DIRECTIVE:
Copy the rows from the one containing "Localize each UI" through the one containing "price-line: 4,60 € 9,20 € 13,80 bbox=[820, 1640, 933, 1655]", substituting "price-text" for "price-line" and leaving everything else unchanged.

Saved entries
════════════════════

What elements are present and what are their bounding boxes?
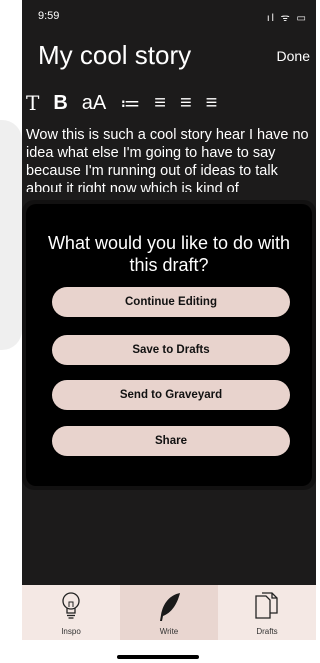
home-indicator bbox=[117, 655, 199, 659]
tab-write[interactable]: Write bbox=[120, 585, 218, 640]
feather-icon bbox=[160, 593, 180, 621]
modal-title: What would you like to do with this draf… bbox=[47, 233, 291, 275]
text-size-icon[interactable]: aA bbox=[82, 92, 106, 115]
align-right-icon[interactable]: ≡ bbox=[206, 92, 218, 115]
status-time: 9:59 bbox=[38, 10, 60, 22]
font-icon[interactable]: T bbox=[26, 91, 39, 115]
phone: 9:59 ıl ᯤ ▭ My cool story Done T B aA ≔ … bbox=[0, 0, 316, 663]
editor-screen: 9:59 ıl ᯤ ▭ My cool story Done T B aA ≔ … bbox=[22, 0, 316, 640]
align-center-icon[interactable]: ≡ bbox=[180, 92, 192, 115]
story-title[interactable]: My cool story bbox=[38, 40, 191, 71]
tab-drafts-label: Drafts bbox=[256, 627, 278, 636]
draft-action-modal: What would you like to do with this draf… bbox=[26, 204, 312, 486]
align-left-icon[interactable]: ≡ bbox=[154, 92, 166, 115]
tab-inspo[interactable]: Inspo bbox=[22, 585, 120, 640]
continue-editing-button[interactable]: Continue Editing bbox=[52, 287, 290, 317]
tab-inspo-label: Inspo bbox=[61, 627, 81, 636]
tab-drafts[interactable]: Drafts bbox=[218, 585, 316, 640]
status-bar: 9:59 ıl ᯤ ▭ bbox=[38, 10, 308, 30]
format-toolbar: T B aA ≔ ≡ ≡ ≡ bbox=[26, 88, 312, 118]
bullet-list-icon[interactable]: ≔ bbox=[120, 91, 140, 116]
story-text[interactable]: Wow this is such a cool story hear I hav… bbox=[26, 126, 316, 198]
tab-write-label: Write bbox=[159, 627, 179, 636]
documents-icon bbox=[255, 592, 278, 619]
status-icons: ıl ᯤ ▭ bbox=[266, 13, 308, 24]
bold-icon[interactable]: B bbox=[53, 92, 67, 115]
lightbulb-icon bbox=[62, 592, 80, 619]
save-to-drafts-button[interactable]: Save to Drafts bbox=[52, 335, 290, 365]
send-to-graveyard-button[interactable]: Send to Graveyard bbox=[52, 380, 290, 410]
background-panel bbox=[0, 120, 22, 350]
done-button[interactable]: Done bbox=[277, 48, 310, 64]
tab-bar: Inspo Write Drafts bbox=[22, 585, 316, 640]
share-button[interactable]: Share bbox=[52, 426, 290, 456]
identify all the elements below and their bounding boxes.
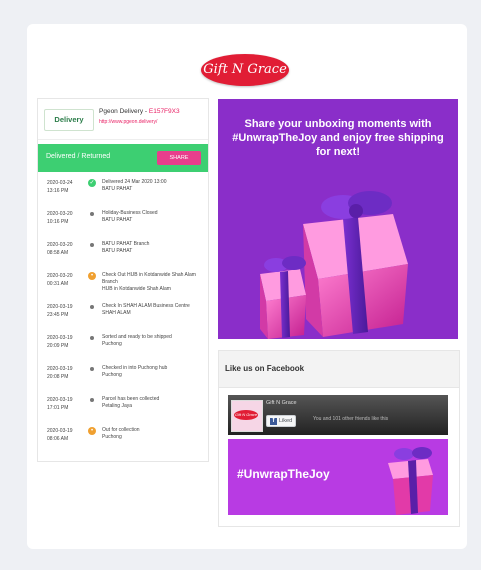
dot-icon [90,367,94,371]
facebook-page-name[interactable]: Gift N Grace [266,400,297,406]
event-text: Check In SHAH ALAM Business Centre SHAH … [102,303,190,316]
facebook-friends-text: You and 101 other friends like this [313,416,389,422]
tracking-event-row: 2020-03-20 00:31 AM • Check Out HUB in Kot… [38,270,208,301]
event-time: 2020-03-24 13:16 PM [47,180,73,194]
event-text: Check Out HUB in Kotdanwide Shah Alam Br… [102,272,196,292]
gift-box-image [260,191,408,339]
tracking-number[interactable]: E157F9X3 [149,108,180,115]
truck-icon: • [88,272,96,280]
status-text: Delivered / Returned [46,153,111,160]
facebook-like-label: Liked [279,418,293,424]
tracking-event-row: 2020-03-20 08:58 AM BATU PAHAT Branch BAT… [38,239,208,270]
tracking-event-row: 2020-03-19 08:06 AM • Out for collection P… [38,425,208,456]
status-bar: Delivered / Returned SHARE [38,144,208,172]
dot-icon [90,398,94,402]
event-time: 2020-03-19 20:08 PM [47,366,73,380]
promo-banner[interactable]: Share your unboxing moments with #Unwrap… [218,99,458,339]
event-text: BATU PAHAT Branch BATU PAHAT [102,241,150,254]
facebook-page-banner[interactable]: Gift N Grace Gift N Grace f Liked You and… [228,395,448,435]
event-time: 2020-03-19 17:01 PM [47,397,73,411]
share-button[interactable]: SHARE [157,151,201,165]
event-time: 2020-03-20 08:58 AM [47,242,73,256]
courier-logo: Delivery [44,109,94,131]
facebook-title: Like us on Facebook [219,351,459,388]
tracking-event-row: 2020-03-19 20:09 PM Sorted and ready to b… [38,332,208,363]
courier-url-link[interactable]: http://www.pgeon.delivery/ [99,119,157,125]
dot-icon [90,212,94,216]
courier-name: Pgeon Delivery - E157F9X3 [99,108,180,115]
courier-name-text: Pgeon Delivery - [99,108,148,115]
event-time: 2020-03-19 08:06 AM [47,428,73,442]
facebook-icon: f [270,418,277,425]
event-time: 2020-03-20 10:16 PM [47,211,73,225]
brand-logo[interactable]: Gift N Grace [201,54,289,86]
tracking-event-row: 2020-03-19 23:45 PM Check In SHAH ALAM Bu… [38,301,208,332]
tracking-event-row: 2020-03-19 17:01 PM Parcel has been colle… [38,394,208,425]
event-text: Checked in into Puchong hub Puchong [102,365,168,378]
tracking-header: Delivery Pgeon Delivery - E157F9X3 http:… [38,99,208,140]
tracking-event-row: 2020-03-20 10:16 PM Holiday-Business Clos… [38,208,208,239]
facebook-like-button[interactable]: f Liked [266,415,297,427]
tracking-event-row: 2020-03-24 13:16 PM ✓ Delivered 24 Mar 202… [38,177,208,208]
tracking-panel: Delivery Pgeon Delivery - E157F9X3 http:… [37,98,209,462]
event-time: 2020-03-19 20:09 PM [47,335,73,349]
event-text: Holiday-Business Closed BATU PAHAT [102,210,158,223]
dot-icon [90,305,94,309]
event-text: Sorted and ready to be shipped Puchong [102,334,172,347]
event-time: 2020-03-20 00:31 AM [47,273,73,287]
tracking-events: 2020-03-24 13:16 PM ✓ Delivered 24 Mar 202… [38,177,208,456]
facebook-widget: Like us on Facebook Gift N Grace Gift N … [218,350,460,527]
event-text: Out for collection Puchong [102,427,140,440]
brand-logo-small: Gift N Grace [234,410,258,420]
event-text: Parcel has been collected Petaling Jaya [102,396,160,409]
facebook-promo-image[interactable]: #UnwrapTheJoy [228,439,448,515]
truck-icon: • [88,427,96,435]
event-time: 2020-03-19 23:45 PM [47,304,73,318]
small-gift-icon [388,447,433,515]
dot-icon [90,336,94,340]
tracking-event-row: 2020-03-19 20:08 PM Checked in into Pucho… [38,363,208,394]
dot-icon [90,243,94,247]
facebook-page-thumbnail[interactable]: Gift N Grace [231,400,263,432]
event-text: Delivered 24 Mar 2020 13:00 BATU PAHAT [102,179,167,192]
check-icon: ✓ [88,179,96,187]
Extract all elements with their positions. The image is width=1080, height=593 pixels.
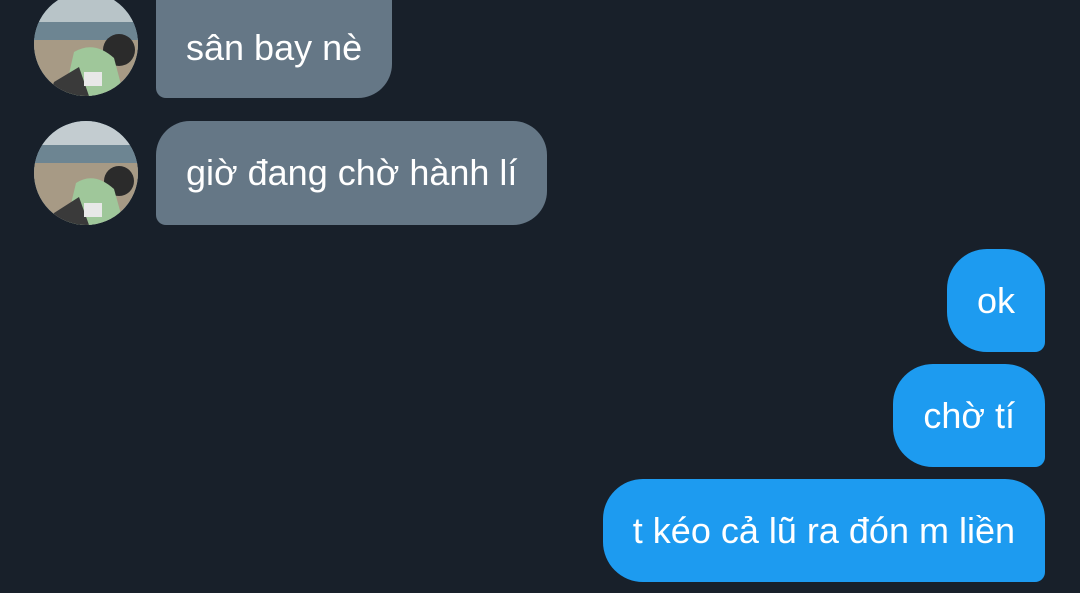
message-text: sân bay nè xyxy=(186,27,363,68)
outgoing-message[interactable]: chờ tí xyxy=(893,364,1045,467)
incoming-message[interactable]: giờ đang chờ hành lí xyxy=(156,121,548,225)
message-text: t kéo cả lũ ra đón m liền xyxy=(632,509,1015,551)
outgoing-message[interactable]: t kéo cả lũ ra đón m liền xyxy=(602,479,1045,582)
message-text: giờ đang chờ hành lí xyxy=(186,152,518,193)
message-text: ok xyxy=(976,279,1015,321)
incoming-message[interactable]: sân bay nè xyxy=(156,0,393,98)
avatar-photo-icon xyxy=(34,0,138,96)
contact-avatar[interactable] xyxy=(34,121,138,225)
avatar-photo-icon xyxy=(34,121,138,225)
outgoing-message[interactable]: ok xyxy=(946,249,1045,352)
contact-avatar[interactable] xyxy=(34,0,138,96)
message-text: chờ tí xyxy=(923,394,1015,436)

════════════════════

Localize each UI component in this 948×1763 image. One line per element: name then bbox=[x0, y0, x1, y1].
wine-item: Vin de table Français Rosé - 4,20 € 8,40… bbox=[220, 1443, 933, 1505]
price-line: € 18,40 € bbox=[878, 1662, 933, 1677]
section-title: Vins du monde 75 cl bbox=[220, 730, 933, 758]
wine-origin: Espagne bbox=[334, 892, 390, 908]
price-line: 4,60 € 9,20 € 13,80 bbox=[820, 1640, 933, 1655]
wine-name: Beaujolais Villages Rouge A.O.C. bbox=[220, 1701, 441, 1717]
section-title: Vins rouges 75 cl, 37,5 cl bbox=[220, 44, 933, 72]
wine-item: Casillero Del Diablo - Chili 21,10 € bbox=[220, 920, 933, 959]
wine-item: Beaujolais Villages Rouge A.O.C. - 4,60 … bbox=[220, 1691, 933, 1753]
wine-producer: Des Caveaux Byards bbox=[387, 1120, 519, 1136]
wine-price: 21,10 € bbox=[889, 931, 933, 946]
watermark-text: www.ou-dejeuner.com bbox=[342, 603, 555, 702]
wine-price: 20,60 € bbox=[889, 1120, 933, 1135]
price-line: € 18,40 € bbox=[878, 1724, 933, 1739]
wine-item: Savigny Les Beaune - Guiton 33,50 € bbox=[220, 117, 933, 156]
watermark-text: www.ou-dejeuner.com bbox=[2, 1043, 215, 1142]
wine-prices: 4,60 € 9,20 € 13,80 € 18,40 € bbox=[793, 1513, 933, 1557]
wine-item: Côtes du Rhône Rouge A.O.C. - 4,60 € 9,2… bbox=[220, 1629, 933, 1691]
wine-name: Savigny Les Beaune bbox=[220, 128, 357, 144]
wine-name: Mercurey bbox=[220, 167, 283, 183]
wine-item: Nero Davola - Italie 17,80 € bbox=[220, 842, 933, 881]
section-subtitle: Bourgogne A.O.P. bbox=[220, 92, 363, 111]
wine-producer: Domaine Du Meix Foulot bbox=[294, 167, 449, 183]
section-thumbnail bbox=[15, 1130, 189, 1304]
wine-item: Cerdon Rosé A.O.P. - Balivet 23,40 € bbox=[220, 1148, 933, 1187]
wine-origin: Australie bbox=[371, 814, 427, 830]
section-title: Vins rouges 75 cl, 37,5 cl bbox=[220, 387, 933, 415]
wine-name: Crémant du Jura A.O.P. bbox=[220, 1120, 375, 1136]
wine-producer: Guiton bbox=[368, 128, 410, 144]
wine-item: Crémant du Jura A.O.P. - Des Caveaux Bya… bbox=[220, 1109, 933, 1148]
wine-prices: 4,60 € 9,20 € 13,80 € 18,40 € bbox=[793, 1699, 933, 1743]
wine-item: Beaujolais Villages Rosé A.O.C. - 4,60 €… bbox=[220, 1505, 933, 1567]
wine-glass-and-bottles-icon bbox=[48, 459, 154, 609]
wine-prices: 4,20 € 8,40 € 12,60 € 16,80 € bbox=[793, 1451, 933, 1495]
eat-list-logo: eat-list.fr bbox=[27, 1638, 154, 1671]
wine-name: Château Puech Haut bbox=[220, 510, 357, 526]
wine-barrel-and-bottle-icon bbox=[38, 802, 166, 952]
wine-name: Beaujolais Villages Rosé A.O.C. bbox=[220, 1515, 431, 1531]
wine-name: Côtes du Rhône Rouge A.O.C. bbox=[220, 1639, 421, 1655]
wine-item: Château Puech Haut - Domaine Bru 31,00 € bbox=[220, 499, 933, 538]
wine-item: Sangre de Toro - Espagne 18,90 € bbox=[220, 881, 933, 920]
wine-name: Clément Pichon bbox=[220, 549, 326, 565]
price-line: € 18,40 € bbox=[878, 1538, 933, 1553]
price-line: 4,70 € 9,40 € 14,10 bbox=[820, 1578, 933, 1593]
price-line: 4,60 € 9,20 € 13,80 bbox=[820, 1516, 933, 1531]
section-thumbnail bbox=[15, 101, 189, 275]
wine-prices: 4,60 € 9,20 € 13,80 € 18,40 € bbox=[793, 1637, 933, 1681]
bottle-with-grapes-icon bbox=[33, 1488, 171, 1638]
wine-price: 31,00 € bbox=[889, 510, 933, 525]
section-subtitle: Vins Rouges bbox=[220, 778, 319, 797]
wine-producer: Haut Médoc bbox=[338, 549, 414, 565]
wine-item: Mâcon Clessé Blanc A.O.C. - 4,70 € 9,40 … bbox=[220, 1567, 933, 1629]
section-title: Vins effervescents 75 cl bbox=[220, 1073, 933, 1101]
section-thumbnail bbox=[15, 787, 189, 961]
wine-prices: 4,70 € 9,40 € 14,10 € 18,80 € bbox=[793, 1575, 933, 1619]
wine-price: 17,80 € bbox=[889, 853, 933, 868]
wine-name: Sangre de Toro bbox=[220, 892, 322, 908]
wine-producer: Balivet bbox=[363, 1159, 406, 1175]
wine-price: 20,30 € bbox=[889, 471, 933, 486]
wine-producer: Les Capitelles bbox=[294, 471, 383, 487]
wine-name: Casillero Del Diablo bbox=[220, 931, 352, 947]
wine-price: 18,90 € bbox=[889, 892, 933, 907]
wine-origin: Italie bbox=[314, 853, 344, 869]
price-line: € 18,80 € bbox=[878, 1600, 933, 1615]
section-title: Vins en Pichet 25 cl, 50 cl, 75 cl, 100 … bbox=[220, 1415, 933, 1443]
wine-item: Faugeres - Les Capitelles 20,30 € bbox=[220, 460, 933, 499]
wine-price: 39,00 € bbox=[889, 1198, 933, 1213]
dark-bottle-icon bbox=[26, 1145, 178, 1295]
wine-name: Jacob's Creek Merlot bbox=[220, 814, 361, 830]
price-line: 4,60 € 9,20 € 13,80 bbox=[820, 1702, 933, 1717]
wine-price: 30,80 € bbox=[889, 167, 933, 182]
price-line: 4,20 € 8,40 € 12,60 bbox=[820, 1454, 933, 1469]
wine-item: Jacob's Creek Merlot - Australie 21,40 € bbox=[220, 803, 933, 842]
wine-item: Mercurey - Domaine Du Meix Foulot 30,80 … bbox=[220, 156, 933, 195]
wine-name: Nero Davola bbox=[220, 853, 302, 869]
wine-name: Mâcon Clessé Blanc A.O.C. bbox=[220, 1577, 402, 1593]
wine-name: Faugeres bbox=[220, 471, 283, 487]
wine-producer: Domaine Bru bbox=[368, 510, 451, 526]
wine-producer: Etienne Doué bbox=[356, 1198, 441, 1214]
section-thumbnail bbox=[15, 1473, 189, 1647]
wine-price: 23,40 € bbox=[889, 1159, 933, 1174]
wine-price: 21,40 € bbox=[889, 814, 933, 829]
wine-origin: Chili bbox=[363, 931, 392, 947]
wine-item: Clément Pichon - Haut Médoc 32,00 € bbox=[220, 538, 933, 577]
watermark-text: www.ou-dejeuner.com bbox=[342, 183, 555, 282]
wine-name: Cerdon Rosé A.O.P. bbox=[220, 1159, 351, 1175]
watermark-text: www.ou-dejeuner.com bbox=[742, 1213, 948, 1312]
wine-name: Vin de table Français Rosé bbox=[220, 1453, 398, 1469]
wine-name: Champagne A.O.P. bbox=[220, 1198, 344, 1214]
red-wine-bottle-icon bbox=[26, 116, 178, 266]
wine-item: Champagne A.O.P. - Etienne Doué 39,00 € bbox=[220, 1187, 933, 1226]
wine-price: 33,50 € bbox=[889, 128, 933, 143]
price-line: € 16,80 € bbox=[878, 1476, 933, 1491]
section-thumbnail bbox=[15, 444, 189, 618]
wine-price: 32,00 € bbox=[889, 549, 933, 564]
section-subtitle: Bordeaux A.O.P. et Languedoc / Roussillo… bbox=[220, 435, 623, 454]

════════════════════

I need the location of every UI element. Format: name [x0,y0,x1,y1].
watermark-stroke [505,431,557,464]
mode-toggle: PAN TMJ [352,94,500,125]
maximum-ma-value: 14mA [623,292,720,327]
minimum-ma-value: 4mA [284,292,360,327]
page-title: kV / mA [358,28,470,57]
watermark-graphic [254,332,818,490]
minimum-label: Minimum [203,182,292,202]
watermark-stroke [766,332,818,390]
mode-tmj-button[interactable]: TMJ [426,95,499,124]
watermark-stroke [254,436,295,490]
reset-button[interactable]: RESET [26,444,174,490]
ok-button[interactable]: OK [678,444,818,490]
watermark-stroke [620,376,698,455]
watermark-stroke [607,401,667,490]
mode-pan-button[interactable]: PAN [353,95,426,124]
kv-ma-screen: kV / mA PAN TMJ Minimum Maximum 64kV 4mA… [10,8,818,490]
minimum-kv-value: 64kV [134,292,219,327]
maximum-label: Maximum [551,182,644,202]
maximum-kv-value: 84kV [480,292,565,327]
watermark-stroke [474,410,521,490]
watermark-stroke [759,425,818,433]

════════════════════

FINAL RESULT:
Localize each UI component in this 948×1763 image. One line per element: name then bbox=[x0, y0, x1, y1].
wine-item: Vin de table Français Rosé - 4,20 € 8,40… bbox=[220, 1443, 933, 1505]
price-text: € 18,40 € bbox=[878, 1662, 933, 1677]
section-title: Vins du monde 75 cl bbox=[220, 730, 933, 758]
wine-origin: Espagne bbox=[334, 892, 390, 908]
price-text: 4,60 € 9,20 € 13,80 bbox=[820, 1640, 933, 1655]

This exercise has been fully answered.